→ **WRITTEN EXERCISE**
Wherever the string "линий" appears in the listing, copy that line.

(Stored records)
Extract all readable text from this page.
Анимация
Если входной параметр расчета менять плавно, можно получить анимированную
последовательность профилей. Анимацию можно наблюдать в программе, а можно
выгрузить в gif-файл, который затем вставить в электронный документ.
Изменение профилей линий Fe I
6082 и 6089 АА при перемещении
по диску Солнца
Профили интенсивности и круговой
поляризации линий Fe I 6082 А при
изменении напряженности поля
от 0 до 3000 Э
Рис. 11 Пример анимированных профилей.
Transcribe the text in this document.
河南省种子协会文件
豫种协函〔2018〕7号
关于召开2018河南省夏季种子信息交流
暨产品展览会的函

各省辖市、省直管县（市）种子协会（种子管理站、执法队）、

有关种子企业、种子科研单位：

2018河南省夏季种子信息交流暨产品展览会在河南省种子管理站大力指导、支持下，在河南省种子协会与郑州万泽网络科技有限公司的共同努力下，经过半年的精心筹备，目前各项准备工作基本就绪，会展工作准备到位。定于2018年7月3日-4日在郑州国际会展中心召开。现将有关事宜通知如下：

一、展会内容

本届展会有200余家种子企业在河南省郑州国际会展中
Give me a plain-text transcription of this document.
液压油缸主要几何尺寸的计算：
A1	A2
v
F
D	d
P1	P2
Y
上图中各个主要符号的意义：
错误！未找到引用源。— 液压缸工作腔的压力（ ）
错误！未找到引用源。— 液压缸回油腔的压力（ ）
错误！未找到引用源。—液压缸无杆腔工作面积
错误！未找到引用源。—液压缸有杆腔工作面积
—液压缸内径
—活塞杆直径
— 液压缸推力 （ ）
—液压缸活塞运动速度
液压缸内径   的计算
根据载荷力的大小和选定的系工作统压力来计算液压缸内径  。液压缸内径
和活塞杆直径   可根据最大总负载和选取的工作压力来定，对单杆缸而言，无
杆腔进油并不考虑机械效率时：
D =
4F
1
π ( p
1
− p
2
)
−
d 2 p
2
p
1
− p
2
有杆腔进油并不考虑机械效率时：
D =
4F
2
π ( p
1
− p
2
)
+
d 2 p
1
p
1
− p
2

→ **EXERCISE ANSWER**
Изменение профилей линий Fe I
поляризации линий Fe I 6082 А при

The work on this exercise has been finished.